--- Dataset extract ---
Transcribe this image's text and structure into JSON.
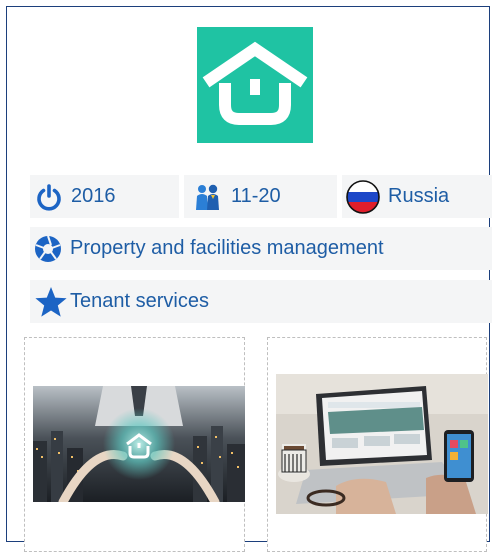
{
  "company": {
    "logo_icon": "house-u-logo-icon",
    "logo_color": "#1fc3a3"
  },
  "facts": {
    "founded_year": "2016",
    "employees": "11-20",
    "country": "Russia",
    "category": "Property and facilities management",
    "subcategory": "Tenant services"
  },
  "icons": {
    "year": "power-icon",
    "employees": "people-icon",
    "country": "russia-flag-icon",
    "category": "aperture-icon",
    "subcategory": "star-icon"
  },
  "colors": {
    "text": "#1e5da5",
    "pill_bg": "#f4f5f6",
    "frame": "#1c3f7c"
  },
  "media": [
    {
      "subject": "businessman holding glowing house logo over night city"
    },
    {
      "subject": "laptop and smartphone showing website on desk"
    }
  ]
}
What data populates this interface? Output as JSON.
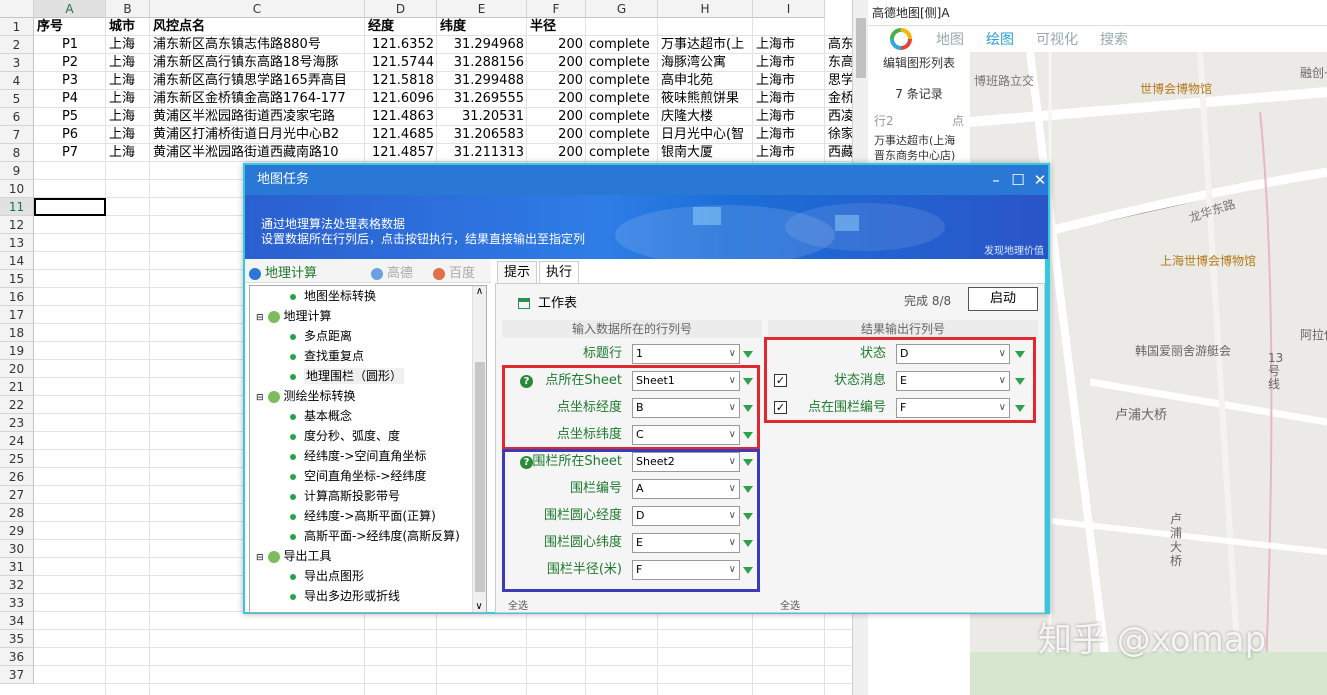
{
  "sheet": {
    "columns": [
      "A",
      "B",
      "C",
      "D",
      "E",
      "F",
      "G",
      "H",
      "I"
    ],
    "row_numbers": [
      "1",
      "2",
      "3",
      "4",
      "5",
      "6",
      "7",
      "8",
      "9",
      "10",
      "11",
      "12",
      "13",
      "14",
      "15",
      "16",
      "17",
      "18",
      "19",
      "20",
      "21",
      "22",
      "23",
      "24",
      "25",
      "26",
      "27",
      "28",
      "29",
      "30",
      "31",
      "32",
      "33",
      "34",
      "35",
      "36",
      "37"
    ],
    "headers": [
      "序号",
      "城市",
      "风控点名",
      "经度",
      "纬度",
      "半径",
      "",
      "",
      ""
    ],
    "rows": [
      [
        "P1",
        "上海",
        "浦东新区高东镇志伟路880号",
        "121.6352",
        "31.294968",
        "200",
        "complete",
        "万事达超市(上",
        "上海市",
        "高东"
      ],
      [
        "P2",
        "上海",
        "浦东新区高行镇东高路18号海豚",
        "121.5744",
        "31.288156",
        "200",
        "complete",
        "海豚湾公寓",
        "上海市",
        "东高"
      ],
      [
        "P3",
        "上海",
        "浦东新区高行镇思学路165弄高目",
        "121.5818",
        "31.299488",
        "200",
        "complete",
        "高申北苑",
        "上海市",
        "思学"
      ],
      [
        "P4",
        "上海",
        "浦东新区金桥镇金高路1764-177",
        "121.6096",
        "31.269555",
        "200",
        "complete",
        "筱味熊煎饼果",
        "上海市",
        "金桥"
      ],
      [
        "P5",
        "上海",
        "黄浦区半淞园路街道西凌家宅路",
        "121.4863",
        "31.20531",
        "200",
        "complete",
        "庆隆大楼",
        "上海市",
        "西凌"
      ],
      [
        "P6",
        "上海",
        "黄浦区打浦桥街道日月光中心B2",
        "121.4685",
        "31.206583",
        "200",
        "complete",
        "日月光中心(智",
        "上海市",
        "徐家"
      ],
      [
        "P7",
        "上海",
        "黄浦区半淞园路街道西藏南路10",
        "121.4857",
        "31.211313",
        "200",
        "complete",
        "银南大厦",
        "上海市",
        "西藏"
      ]
    ]
  },
  "map": {
    "title": "高德地图[侧]A",
    "tabs": [
      "地图",
      "绘图",
      "可视化",
      "搜索"
    ],
    "side_title": "编辑图形列表",
    "record_count": "7 条记录",
    "list_header_left": "行2",
    "list_header_right": "点",
    "list_item": "万事达超市(上海晋东商务中心店)",
    "labels": {
      "road1": "博班路立交",
      "poi1": "世博会博物馆",
      "poi2": "融创·滨",
      "road2": "龙华东路",
      "poi3": "上海世博会博物馆",
      "poi4": "韩国爱丽舍游艇会",
      "poi5": "阿拉伊",
      "metro": "13号线",
      "bridge1": "卢浦大桥",
      "bridge2": "卢浦大桥"
    },
    "watermark": "知乎 @xomap"
  },
  "dialog": {
    "title": "地图任务",
    "banner_line1": "通过地理算法处理表格数据",
    "banner_line2": "设置数据所在行列后，点击按钮执行，结果直接输出至指定列",
    "banner_tag": "发现地理价值",
    "left_tabs": [
      "地理计算",
      "高德",
      "百度"
    ],
    "tree": [
      {
        "type": "leaf",
        "label": "地图坐标转换"
      },
      {
        "type": "group",
        "label": "地理计算"
      },
      {
        "type": "leaf",
        "label": "多点距离"
      },
      {
        "type": "leaf",
        "label": "查找重复点"
      },
      {
        "type": "leaf",
        "label": "地理围栏（圆形）",
        "selected": true
      },
      {
        "type": "group",
        "label": "测绘坐标转换"
      },
      {
        "type": "leaf",
        "label": "基本概念"
      },
      {
        "type": "leaf",
        "label": "度分秒、弧度、度"
      },
      {
        "type": "leaf",
        "label": "经纬度->空间直角坐标"
      },
      {
        "type": "leaf",
        "label": "空间直角坐标->经纬度"
      },
      {
        "type": "leaf",
        "label": "计算高斯投影带号"
      },
      {
        "type": "leaf",
        "label": "经纬度->高斯平面(正算)"
      },
      {
        "type": "leaf",
        "label": "高斯平面->经纬度(高斯反算)"
      },
      {
        "type": "group",
        "label": "导出工具"
      },
      {
        "type": "leaf",
        "label": "导出点图形"
      },
      {
        "type": "leaf",
        "label": "导出多边形或折线"
      }
    ],
    "right_tabs": [
      "提示",
      "执行"
    ],
    "worksheet_label": "工作表",
    "done_text": "完成 8/8",
    "start_button": "启动",
    "input_header": "输入数据所在的行列号",
    "output_header": "结果输出行列号",
    "inputs": [
      {
        "label": "标题行",
        "value": "1"
      },
      {
        "label": "点所在Sheet",
        "value": "Sheet1"
      },
      {
        "label": "点坐标经度",
        "value": "B"
      },
      {
        "label": "点坐标纬度",
        "value": "C"
      },
      {
        "label": "围栏所在Sheet",
        "value": "Sheet2"
      },
      {
        "label": "围栏编号",
        "value": "A"
      },
      {
        "label": "围栏圆心经度",
        "value": "D"
      },
      {
        "label": "围栏圆心纬度",
        "value": "E"
      },
      {
        "label": "围栏半径(米)",
        "value": "F"
      }
    ],
    "outputs": [
      {
        "label": "状态",
        "value": "D"
      },
      {
        "label": "状态消息",
        "value": "E"
      },
      {
        "label": "点在围栏编号",
        "value": "F"
      }
    ],
    "select_all": "全选",
    "help_icon": "?",
    "check_mark": "✓",
    "dropdown_arrow": "∨",
    "minimize_glyph": "–",
    "maximize_glyph": "☐",
    "close_glyph": "✕",
    "tree_up_glyph": "∧",
    "tree_down_glyph": "∨"
  },
  "colors": {
    "accent": "#2a78d6",
    "highlight_red": "#e0282e",
    "highlight_blue": "#3b3bb8",
    "label_green": "#1e7a2e"
  }
}
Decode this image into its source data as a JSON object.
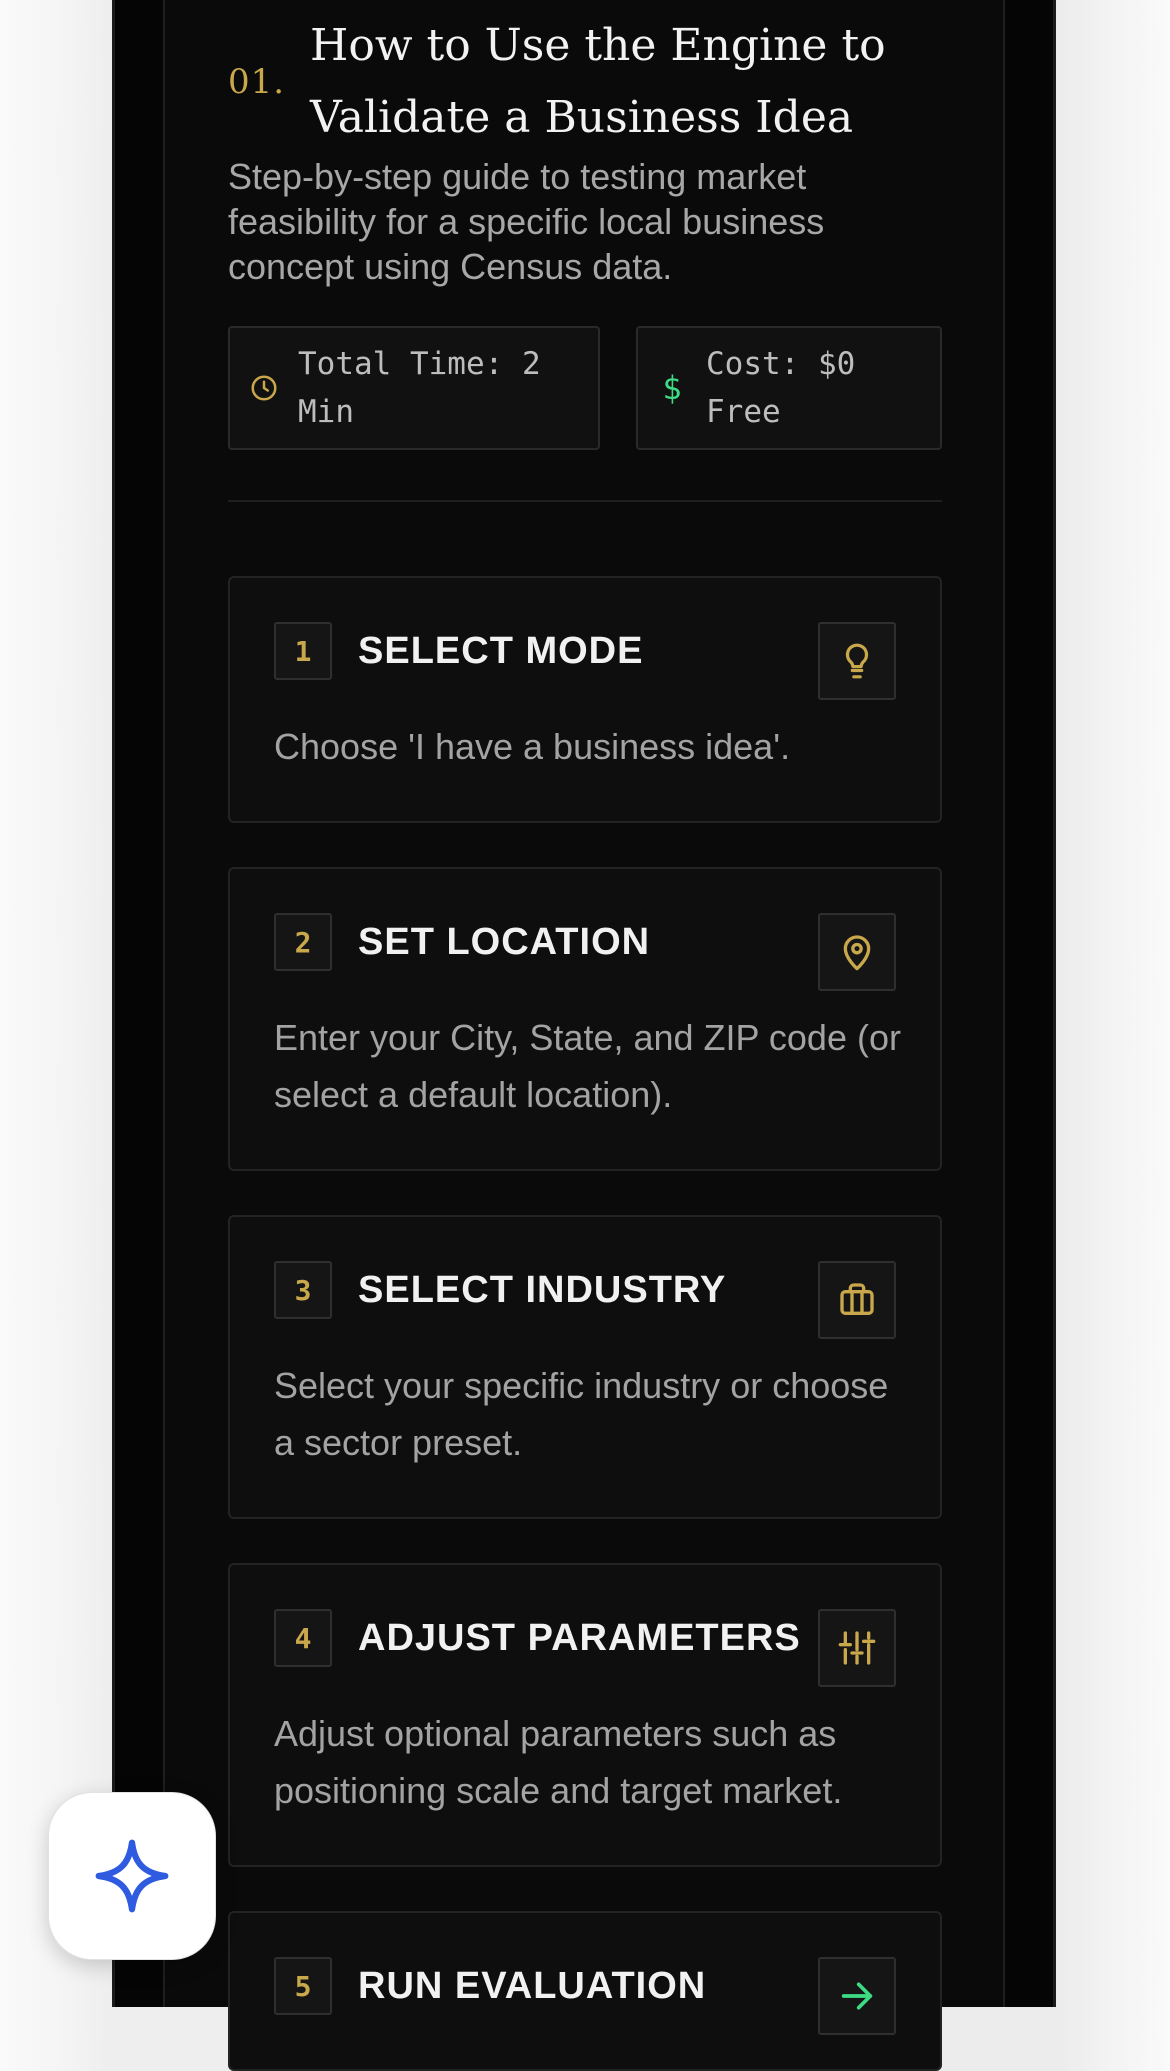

--- Goal ---
Print out every entry above without changing a word, and leave out the pictures.

--- Reply to the exercise ---
Transcribe this image's text and structure into JSON.
{
  "company": {
    "logo_icon": "house-u-logo-icon",
    "logo_color": "#1fc3a3"
  },
  "facts": {
    "founded_year": "2016",
    "employees": "11-20",
    "country": "Russia",
    "category": "Property and facilities management",
    "subcategory": "Tenant services"
  },
  "icons": {
    "year": "power-icon",
    "employees": "people-icon",
    "country": "russia-flag-icon",
    "category": "aperture-icon",
    "subcategory": "star-icon"
  },
  "colors": {
    "text": "#1e5da5",
    "pill_bg": "#f4f5f6",
    "frame": "#1c3f7c"
  },
  "media": [
    {
      "subject": "businessman holding glowing house logo over night city"
    },
    {
      "subject": "laptop and smartphone showing website on desk"
    }
  ]
}
What data populates this interface? Output as JSON.
{
  "sheet": {
    "columns": [
      "A",
      "B",
      "C",
      "D",
      "E",
      "F",
      "G",
      "H",
      "I"
    ],
    "row_numbers": [
      "1",
      "2",
      "3",
      "4",
      "5",
      "6",
      "7",
      "8",
      "9",
      "10",
      "11",
      "12",
      "13",
      "14",
      "15",
      "16",
      "17",
      "18",
      "19",
      "20",
      "21",
      "22",
      "23",
      "24",
      "25",
      "26",
      "27",
      "28",
      "29",
      "30",
      "31",
      "32",
      "33",
      "34",
      "35",
      "36",
      "37"
    ],
    "headers": [
      "序号",
      "城市",
      "风控点名",
      "经度",
      "纬度",
      "半径",
      "",
      "",
      ""
    ],
    "rows": [
      [
        "P1",
        "上海",
        "浦东新区高东镇志伟路880号",
        "121.6352",
        "31.294968",
        "200",
        "complete",
        "万事达超市(上",
        "上海市",
        "高东"
      ],
      [
        "P2",
        "上海",
        "浦东新区高行镇东高路18号海豚",
        "121.5744",
        "31.288156",
        "200",
        "complete",
        "海豚湾公寓",
        "上海市",
        "东高"
      ],
      [
        "P3",
        "上海",
        "浦东新区高行镇思学路165弄高目",
        "121.5818",
        "31.299488",
        "200",
        "complete",
        "高申北苑",
        "上海市",
        "思学"
      ],
      [
        "P4",
        "上海",
        "浦东新区金桥镇金高路1764-177",
        "121.6096",
        "31.269555",
        "200",
        "complete",
        "筱味熊煎饼果",
        "上海市",
        "金桥"
      ],
      [
        "P5",
        "上海",
        "黄浦区半淞园路街道西凌家宅路",
        "121.4863",
        "31.20531",
        "200",
        "complete",
        "庆隆大楼",
        "上海市",
        "西凌"
      ],
      [
        "P6",
        "上海",
        "黄浦区打浦桥街道日月光中心B2",
        "121.4685",
        "31.206583",
        "200",
        "complete",
        "日月光中心(智",
        "上海市",
        "徐家"
      ],
      [
        "P7",
        "上海",
        "黄浦区半淞园路街道西藏南路10",
        "121.4857",
        "31.211313",
        "200",
        "complete",
        "银南大厦",
        "上海市",
        "西藏"
      ]
    ]
  },
  "map": {
    "title": "高德地图[侧]A",
    "tabs": [
      "地图",
      "绘图",
      "可视化",
      "搜索"
    ],
    "side_title": "编辑图形列表",
    "record_count": "7 条记录",
    "list_header_left": "行2",
    "list_header_right": "点",
    "list_item": "万事达超市(上海晋东商务中心店)",
    "labels": {
      "road1": "博班路立交",
      "poi1": "世博会博物馆",
      "poi2": "融创·滨",
      "road2": "龙华东路",
      "poi3": "上海世博会博物馆",
      "poi4": "韩国爱丽舍游艇会",
      "poi5": "阿拉伊",
      "metro": "13号线",
      "bridge1": "卢浦大桥",
      "bridge2": "卢浦大桥"
    },
    "watermark": "知乎 @xomap"
  },
  "dialog": {
    "title": "地图任务",
    "banner_line1": "通过地理算法处理表格数据",
    "banner_line2": "设置数据所在行列后，点击按钮执行，结果直接输出至指定列",
    "banner_tag": "发现地理价值",
    "left_tabs": [
      "地理计算",
      "高德",
      "百度"
    ],
    "tree": [
      {
        "type": "leaf",
        "label": "地图坐标转换"
      },
      {
        "type": "group",
        "label": "地理计算"
      },
      {
        "type": "leaf",
        "label": "多点距离"
      },
      {
        "type": "leaf",
        "label": "查找重复点"
      },
      {
        "type": "leaf",
        "label": "地理围栏（圆形）",
        "selected": true
      },
      {
        "type": "group",
        "label": "测绘坐标转换"
      },
      {
        "type": "leaf",
        "label": "基本概念"
      },
      {
        "type": "leaf",
        "label": "度分秒、弧度、度"
      },
      {
        "type": "leaf",
        "label": "经纬度->空间直角坐标"
      },
      {
        "type": "leaf",
        "label": "空间直角坐标->经纬度"
      },
      {
        "type": "leaf",
        "label": "计算高斯投影带号"
      },
      {
        "type": "leaf",
        "label": "经纬度->高斯平面(正算)"
      },
      {
        "type": "leaf",
        "label": "高斯平面->经纬度(高斯反算)"
      },
      {
        "type": "group",
        "label": "导出工具"
      },
      {
        "type": "leaf",
        "label": "导出点图形"
      },
      {
        "type": "leaf",
        "label": "导出多边形或折线"
      }
    ],
    "right_tabs": [
      "提示",
      "执行"
    ],
    "worksheet_label": "工作表",
    "done_text": "完成 8/8",
    "start_button": "启动",
    "input_header": "输入数据所在的行列号",
    "output_header": "结果输出行列号",
    "inputs": [
      {
        "label": "标题行",
        "value": "1"
      },
      {
        "label": "点所在Sheet",
        "value": "Sheet1"
      },
      {
        "label": "点坐标经度",
        "value": "B"
      },
      {
        "label": "点坐标纬度",
        "value": "C"
      },
      {
        "label": "围栏所在Sheet",
        "value": "Sheet2"
      },
      {
        "label": "围栏编号",
        "value": "A"
      },
      {
        "label": "围栏圆心经度",
        "value": "D"
      },
      {
        "label": "围栏圆心纬度",
        "value": "E"
      },
      {
        "label": "围栏半径(米)",
        "value": "F"
      }
    ],
    "outputs": [
      {
        "label": "状态",
        "value": "D"
      },
      {
        "label": "状态消息",
        "value": "E"
      },
      {
        "label": "点在围栏编号",
        "value": "F"
      }
    ],
    "select_all": "全选",
    "help_icon": "?",
    "check_mark": "✓",
    "dropdown_arrow": "∨",
    "minimize_glyph": "–",
    "maximize_glyph": "☐",
    "close_glyph": "✕",
    "tree_up_glyph": "∧",
    "tree_down_glyph": "∨"
  },
  "colors": {
    "accent": "#2a78d6",
    "highlight_red": "#e0282e",
    "highlight_blue": "#3b3bb8",
    "label_green": "#1e7a2e"
  }
}
Decode this image into its source data as a JSON object.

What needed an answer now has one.